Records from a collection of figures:
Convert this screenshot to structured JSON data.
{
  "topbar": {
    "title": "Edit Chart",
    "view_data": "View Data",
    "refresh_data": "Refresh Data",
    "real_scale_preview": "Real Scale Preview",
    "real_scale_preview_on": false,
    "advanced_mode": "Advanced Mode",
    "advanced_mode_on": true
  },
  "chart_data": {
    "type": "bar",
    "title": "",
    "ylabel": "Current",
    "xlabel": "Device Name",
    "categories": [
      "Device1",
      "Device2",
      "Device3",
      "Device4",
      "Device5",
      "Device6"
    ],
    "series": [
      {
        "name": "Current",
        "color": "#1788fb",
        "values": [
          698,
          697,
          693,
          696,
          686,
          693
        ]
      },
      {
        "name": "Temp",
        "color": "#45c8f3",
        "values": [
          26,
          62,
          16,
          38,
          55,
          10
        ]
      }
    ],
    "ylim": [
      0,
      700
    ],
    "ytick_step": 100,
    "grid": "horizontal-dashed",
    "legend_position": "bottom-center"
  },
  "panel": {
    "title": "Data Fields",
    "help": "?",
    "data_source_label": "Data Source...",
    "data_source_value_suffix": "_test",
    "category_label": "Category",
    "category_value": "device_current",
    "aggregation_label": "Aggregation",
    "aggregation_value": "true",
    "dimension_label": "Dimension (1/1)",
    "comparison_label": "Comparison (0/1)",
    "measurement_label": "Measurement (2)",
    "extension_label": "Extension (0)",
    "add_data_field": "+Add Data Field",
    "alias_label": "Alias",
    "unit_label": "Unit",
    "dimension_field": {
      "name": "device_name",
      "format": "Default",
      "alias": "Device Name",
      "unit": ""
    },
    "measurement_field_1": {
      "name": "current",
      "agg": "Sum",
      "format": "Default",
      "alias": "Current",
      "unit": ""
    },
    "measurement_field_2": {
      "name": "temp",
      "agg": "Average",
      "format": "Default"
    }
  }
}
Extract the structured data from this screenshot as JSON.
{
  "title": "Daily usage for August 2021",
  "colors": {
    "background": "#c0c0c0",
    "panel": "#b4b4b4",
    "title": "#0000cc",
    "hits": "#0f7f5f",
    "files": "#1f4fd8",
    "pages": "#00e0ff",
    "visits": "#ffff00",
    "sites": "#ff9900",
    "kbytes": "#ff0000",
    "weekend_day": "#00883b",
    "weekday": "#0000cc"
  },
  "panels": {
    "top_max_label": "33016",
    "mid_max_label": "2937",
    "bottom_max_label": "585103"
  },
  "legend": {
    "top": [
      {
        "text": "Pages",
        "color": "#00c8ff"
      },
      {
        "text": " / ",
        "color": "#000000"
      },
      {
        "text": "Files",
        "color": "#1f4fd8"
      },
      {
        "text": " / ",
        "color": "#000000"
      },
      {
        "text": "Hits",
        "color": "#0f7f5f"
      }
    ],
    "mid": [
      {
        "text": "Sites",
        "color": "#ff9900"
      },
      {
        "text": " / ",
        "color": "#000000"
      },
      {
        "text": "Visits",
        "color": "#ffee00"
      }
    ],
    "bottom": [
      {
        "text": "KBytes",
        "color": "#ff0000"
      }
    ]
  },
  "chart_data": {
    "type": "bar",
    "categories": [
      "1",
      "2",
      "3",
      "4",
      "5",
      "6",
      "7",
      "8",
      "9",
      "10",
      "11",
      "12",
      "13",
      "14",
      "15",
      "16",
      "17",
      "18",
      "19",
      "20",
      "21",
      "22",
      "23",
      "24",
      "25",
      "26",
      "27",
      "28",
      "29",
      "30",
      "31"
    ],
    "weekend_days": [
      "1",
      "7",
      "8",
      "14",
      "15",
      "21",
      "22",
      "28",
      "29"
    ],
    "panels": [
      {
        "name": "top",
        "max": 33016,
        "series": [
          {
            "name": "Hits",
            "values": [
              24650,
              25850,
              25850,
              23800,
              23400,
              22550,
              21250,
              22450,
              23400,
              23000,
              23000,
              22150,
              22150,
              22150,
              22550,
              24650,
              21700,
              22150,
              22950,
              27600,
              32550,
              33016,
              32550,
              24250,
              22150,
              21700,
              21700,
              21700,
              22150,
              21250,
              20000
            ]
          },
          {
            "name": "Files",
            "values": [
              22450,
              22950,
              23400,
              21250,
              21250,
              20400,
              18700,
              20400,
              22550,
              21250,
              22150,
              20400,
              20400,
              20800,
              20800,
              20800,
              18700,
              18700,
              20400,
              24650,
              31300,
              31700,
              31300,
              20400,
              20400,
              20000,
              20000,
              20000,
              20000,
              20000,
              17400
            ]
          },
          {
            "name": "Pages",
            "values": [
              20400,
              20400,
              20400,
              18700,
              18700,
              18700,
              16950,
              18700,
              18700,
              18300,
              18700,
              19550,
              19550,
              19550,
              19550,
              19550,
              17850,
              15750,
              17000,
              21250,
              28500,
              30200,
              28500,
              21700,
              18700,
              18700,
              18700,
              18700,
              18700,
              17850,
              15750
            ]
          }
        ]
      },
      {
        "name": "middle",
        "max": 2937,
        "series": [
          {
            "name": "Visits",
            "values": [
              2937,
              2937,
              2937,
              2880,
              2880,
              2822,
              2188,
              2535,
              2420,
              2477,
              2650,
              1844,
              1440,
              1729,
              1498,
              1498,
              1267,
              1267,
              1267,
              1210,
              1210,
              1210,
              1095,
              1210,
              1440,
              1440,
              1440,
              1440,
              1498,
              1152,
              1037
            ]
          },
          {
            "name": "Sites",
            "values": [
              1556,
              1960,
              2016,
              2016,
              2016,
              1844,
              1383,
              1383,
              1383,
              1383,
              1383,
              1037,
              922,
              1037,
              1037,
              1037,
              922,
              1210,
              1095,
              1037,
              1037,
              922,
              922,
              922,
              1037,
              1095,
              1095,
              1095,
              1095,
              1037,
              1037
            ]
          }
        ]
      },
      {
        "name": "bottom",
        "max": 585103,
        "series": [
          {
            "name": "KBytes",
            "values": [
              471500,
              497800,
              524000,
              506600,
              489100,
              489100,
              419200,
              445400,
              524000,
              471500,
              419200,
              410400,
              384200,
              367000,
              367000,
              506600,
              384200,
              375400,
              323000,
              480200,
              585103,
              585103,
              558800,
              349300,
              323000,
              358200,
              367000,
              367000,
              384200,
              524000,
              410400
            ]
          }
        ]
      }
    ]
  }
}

> Stated task
All of the entries should be written out again exactly.

> Problem solution
Convert this screenshot to structured JSON data.
{
  "topbar": {
    "title": "Edit Chart",
    "view_data": "View Data",
    "refresh_data": "Refresh Data",
    "real_scale_preview": "Real Scale Preview",
    "real_scale_preview_on": false,
    "advanced_mode": "Advanced Mode",
    "advanced_mode_on": true
  },
  "chart_data": {
    "type": "bar",
    "title": "",
    "ylabel": "Current",
    "xlabel": "Device Name",
    "categories": [
      "Device1",
      "Device2",
      "Device3",
      "Device4",
      "Device5",
      "Device6"
    ],
    "series": [
      {
        "name": "Current",
        "color": "#1788fb",
        "values": [
          698,
          697,
          693,
          696,
          686,
          693
        ]
      },
      {
        "name": "Temp",
        "color": "#45c8f3",
        "values": [
          26,
          62,
          16,
          38,
          55,
          10
        ]
      }
    ],
    "ylim": [
      0,
      700
    ],
    "ytick_step": 100,
    "grid": "horizontal-dashed",
    "legend_position": "bottom-center"
  },
  "panel": {
    "title": "Data Fields",
    "help": "?",
    "data_source_label": "Data Source...",
    "data_source_value_suffix": "_test",
    "category_label": "Category",
    "category_value": "device_current",
    "aggregation_label": "Aggregation",
    "aggregation_value": "true",
    "dimension_label": "Dimension (1/1)",
    "comparison_label": "Comparison (0/1)",
    "measurement_label": "Measurement (2)",
    "extension_label": "Extension (0)",
    "add_data_field": "+Add Data Field",
    "alias_label": "Alias",
    "unit_label": "Unit",
    "dimension_field": {
      "name": "device_name",
      "format": "Default",
      "alias": "Device Name",
      "unit": ""
    },
    "measurement_field_1": {
      "name": "current",
      "agg": "Sum",
      "format": "Default",
      "alias": "Current",
      "unit": ""
    },
    "measurement_field_2": {
      "name": "temp",
      "agg": "Average",
      "format": "Default"
    }
  }
}
Extract the structured data from this screenshot as JSON.
{
  "title": "Daily usage for August 2021",
  "colors": {
    "background": "#c0c0c0",
    "panel": "#b4b4b4",
    "title": "#0000cc",
    "hits": "#0f7f5f",
    "files": "#1f4fd8",
    "pages": "#00e0ff",
    "visits": "#ffff00",
    "sites": "#ff9900",
    "kbytes": "#ff0000",
    "weekend_day": "#00883b",
    "weekday": "#0000cc"
  },
  "panels": {
    "top_max_label": "33016",
    "mid_max_label": "2937",
    "bottom_max_label": "585103"
  },
  "legend": {
    "top": [
      {
        "text": "Pages",
        "color": "#00c8ff"
      },
      {
        "text": " / ",
        "color": "#000000"
      },
      {
        "text": "Files",
        "color": "#1f4fd8"
      },
      {
        "text": " / ",
        "color": "#000000"
      },
      {
        "text": "Hits",
        "color": "#0f7f5f"
      }
    ],
    "mid": [
      {
        "text": "Sites",
        "color": "#ff9900"
      },
      {
        "text": " / ",
        "color": "#000000"
      },
      {
        "text": "Visits",
        "color": "#ffee00"
      }
    ],
    "bottom": [
      {
        "text": "KBytes",
        "color": "#ff0000"
      }
    ]
  },
  "chart_data": {
    "type": "bar",
    "categories": [
      "1",
      "2",
      "3",
      "4",
      "5",
      "6",
      "7",
      "8",
      "9",
      "10",
      "11",
      "12",
      "13",
      "14",
      "15",
      "16",
      "17",
      "18",
      "19",
      "20",
      "21",
      "22",
      "23",
      "24",
      "25",
      "26",
      "27",
      "28",
      "29",
      "30",
      "31"
    ],
    "weekend_days": [
      "1",
      "7",
      "8",
      "14",
      "15",
      "21",
      "22",
      "28",
      "29"
    ],
    "panels": [
      {
        "name": "top",
        "max": 33016,
        "series": [
          {
            "name": "Hits",
            "values": [
              24650,
              25850,
              25850,
              23800,
              23400,
              22550,
              21250,
              22450,
              23400,
              23000,
              23000,
              22150,
              22150,
              22150,
              22550,
              24650,
              21700,
              22150,
              22950,
              27600,
              32550,
              33016,
              32550,
              24250,
              22150,
              21700,
              21700,
              21700,
              22150,
              21250,
              20000
            ]
          },
          {
            "name": "Files",
            "values": [
              22450,
              22950,
              23400,
              21250,
              21250,
              20400,
              18700,
              20400,
              22550,
              21250,
              22150,
              20400,
              20400,
              20800,
              20800,
              20800,
              18700,
              18700,
              20400,
              24650,
              31300,
              31700,
              31300,
              20400,
              20400,
              20000,
              20000,
              20000,
              20000,
              20000,
              17400
            ]
          },
          {
            "name": "Pages",
            "values": [
              20400,
              20400,
              20400,
              18700,
              18700,
              18700,
              16950,
              18700,
              18700,
              18300,
              18700,
              19550,
              19550,
              19550,
              19550,
              19550,
              17850,
              15750,
              17000,
              21250,
              28500,
              30200,
              28500,
              21700,
              18700,
              18700,
              18700,
              18700,
              18700,
              17850,
              15750
            ]
          }
        ]
      },
      {
        "name": "middle",
        "max": 2937,
        "series": [
          {
            "name": "Visits",
            "values": [
              2937,
              2937,
              2937,
              2880,
              2880,
              2822,
              2188,
              2535,
              2420,
              2477,
              2650,
              1844,
              1440,
              1729,
              1498,
              1498,
              1267,
              1267,
              1267,
              1210,
              1210,
              1210,
              1095,
              1210,
              1440,
              1440,
              1440,
              1440,
              1498,
              1152,
              1037
            ]
          },
          {
            "name": "Sites",
            "values": [
              1556,
              1960,
              2016,
              2016,
              2016,
              1844,
              1383,
              1383,
              1383,
              1383,
              1383,
              1037,
              922,
              1037,
              1037,
              1037,
              922,
              1210,
              1095,
              1037,
              1037,
              922,
              922,
              922,
              1037,
              1095,
              1095,
              1095,
              1095,
              1037,
              1037
            ]
          }
        ]
      },
      {
        "name": "bottom",
        "max": 585103,
        "series": [
          {
            "name": "KBytes",
            "values": [
              471500,
              497800,
              524000,
              506600,
              489100,
              489100,
              419200,
              445400,
              524000,
              471500,
              419200,
              410400,
              384200,
              367000,
              367000,
              506600,
              384200,
              375400,
              323000,
              480200,
              585103,
              585103,
              558800,
              349300,
              323000,
              358200,
              367000,
              367000,
              384200,
              524000,
              410400
            ]
          }
        ]
      }
    ]
  }
}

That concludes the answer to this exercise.